— Exercise details —
Each entry that follows must be output without any deviation.

(Extracted data entries)
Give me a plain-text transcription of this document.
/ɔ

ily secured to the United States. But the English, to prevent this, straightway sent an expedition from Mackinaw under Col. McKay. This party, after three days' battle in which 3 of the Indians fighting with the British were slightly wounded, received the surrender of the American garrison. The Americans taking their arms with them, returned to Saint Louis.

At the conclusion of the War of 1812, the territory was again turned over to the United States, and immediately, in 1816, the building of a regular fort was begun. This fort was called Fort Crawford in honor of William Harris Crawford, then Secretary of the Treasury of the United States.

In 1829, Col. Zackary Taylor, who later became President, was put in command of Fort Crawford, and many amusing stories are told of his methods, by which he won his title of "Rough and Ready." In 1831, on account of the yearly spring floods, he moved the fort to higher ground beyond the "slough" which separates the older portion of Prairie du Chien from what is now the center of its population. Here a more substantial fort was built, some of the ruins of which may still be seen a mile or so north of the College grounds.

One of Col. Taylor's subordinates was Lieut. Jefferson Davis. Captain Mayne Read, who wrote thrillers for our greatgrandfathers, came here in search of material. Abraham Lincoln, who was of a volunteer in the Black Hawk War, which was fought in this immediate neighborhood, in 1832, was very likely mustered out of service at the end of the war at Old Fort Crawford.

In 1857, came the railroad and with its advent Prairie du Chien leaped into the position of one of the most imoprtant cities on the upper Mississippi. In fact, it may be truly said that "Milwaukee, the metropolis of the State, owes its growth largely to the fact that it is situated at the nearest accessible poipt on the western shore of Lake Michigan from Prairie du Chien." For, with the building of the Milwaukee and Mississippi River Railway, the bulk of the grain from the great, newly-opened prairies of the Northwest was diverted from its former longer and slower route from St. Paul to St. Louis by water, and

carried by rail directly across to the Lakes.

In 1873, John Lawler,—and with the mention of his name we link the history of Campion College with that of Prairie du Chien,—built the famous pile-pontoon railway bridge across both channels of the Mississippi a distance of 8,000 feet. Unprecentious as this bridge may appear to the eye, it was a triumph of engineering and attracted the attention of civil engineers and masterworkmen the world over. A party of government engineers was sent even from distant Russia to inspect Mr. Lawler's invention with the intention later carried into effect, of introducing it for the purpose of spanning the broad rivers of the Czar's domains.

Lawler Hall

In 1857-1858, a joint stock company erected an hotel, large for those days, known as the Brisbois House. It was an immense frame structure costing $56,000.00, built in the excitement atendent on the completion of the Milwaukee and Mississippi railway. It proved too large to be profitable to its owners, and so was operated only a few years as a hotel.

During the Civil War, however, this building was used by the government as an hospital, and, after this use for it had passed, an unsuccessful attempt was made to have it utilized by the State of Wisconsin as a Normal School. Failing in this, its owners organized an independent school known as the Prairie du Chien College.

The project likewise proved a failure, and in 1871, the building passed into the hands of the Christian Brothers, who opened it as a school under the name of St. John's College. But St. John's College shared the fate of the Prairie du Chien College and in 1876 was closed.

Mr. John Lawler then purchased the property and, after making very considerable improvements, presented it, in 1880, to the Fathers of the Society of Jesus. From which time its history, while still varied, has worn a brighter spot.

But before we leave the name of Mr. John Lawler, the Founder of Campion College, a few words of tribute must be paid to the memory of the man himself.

— Output of the task —
Give me a plain-text transcription of this document.
/ɔ

ily secured to the United States. But the English, to prevent this, straightway sent an expedition from Mackinaw under Col. McKay. This party, after three days' battle in which 3 of the Indians fighting with the British were slightly wounded, received the surrender of the American garrison. The Americans taking their arms with them, returned to Saint Louis.

At the conclusion of the War of 1812, the territory was again turned over to the United States, and immediately, in 1816, the building of a regular fort was begun. This fort was called Fort Crawford in honor of William Harris Crawford, then Secretary of the Treasury of the United States.

In 1829, Col. Zackary Taylor, who later became President, was put in command of Fort Crawford, and many amusing stories are told of his methods, by which he won his title of "Rough and Ready." In 1831, on account of the yearly spring floods, he moved the fort to higher ground beyond the "slough" which separates the older portion of Prairie du Chien from what is now the center of its population. Here a more substantial fort was built, some of the ruins of which may still be seen a mile or so north of the College grounds.

One of Col. Taylor's subordinates was Lieut. Jefferson Davis. Captain Mayne Read, who wrote thrillers for our greatgrandfathers, came here in search of material. Abraham Lincoln, who was of a volunteer in the Black Hawk War, which was fought in this immediate neighborhood, in 1832, was very likely mustered out of service at the end of the war at Old Fort Crawford.

In 1857, came the railroad and with its advent Prairie du Chien leaped into the position of one of the most imoprtant cities on the upper Mississippi. In fact, it may be truly said that "Milwaukee, the metropolis of the State, owes its growth largely to the fact that it is situated at the nearest accessible poipt on the western shore of Lake Michigan from Prairie du Chien." For, with the building of the Milwaukee and Mississippi River Railway, the bulk of the grain from the great, newly-opened prairies of the Northwest was diverted from its former longer and slower route from St. Paul to St. Louis by water, and

carried by rail directly across to the Lakes.

In 1873, John Lawler,—and with the mention of his name we link the history of Campion College with that of Prairie du Chien,—built the famous pile-pontoon railway bridge across both channels of the Mississippi a distance of 8,000 feet. Unprecentious as this bridge may appear to the eye, it was a triumph of engineering and attracted the attention of civil engineers and masterworkmen the world over. A party of government engineers was sent even from distant Russia to inspect Mr. Lawler's invention with the intention later carried into effect, of introducing it for the purpose of spanning the broad rivers of the Czar's domains.

Lawler Hall

In 1857-1858, a joint stock company erected an hotel, large for those days, known as the Brisbois House. It was an immense frame structure costing $56,000.00, built in the excitement atendent on the completion of the Milwaukee and Mississippi railway. It proved too large to be profitable to its owners, and so was operated only a few years as a hotel.

During the Civil War, however, this building was used by the government as an hospital, and, after this use for it had passed, an unsuccessful attempt was made to have it utilized by the State of Wisconsin as a Normal School. Failing in this, its owners organized an independent school known as the Prairie du Chien College.

The project likewise proved a failure, and in 1871, the building passed into the hands of the Christian Brothers, who opened it as a school under the name of St. John's College. But St. John's College shared the fate of the Prairie du Chien College and in 1876 was closed.

Mr. John Lawler then purchased the property and, after making very considerable improvements, presented it, in 1880, to the Fathers of the Society of Jesus. From which time its history, while still varied, has worn a brighter spot.

But before we leave the name of Mr. John Lawler, the Founder of Campion College, a few words of tribute must be paid to the memory of the man himself.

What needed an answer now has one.